Source records

━━━━━━━━

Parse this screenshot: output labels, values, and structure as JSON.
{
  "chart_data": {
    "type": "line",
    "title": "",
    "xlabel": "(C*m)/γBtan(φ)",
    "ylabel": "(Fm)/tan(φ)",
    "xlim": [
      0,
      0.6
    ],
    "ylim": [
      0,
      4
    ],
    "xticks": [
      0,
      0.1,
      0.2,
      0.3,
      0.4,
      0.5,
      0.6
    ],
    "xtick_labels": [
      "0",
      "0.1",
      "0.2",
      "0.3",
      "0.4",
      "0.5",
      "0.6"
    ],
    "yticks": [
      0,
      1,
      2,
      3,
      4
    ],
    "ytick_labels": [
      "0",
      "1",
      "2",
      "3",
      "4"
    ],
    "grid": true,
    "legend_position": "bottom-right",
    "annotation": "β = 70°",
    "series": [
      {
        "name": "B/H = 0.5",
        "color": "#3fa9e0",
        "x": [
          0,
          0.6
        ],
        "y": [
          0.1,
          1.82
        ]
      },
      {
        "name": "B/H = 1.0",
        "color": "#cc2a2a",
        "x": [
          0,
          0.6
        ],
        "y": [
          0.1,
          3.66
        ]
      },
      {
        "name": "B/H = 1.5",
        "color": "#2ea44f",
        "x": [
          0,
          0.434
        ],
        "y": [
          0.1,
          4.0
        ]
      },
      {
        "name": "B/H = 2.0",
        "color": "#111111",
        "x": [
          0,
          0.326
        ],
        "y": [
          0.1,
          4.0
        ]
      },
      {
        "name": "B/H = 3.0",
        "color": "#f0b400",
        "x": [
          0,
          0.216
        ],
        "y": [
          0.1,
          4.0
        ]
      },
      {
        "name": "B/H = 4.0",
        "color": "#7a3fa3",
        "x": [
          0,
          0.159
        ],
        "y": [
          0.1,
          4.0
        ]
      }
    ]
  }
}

━━━━━━━━

§ Goal: Extract all of the data above without altering anything.

§ Answer to this exercise:
Parse this screenshot: output labels, values, and structure as JSON.
{
  "chart_data": {
    "type": "line",
    "title": "",
    "xlabel": "(C*m)/γBtan(φ)",
    "ylabel": "(Fm)/tan(φ)",
    "xlim": [
      0,
      0.6
    ],
    "ylim": [
      0,
      4
    ],
    "xticks": [
      0,
      0.1,
      0.2,
      0.3,
      0.4,
      0.5,
      0.6
    ],
    "xtick_labels": [
      "0",
      "0.1",
      "0.2",
      "0.3",
      "0.4",
      "0.5",
      "0.6"
    ],
    "yticks": [
      0,
      1,
      2,
      3,
      4
    ],
    "ytick_labels": [
      "0",
      "1",
      "2",
      "3",
      "4"
    ],
    "grid": true,
    "legend_position": "bottom-right",
    "annotation": "β = 70°",
    "series": [
      {
        "name": "B/H = 0.5",
        "color": "#3fa9e0",
        "x": [
          0,
          0.6
        ],
        "y": [
          0.1,
          1.82
        ]
      },
      {
        "name": "B/H = 1.0",
        "color": "#cc2a2a",
        "x": [
          0,
          0.6
        ],
        "y": [
          0.1,
          3.66
        ]
      },
      {
        "name": "B/H = 1.5",
        "color": "#2ea44f",
        "x": [
          0,
          0.434
        ],
        "y": [
          0.1,
          4.0
        ]
      },
      {
        "name": "B/H = 2.0",
        "color": "#111111",
        "x": [
          0,
          0.326
        ],
        "y": [
          0.1,
          4.0
        ]
      },
      {
        "name": "B/H = 3.0",
        "color": "#f0b400",
        "x": [
          0,
          0.216
        ],
        "y": [
          0.1,
          4.0
        ]
      },
      {
        "name": "B/H = 4.0",
        "color": "#7a3fa3",
        "x": [
          0,
          0.159
        ],
        "y": [
          0.1,
          4.0
        ]
      }
    ]
  }
}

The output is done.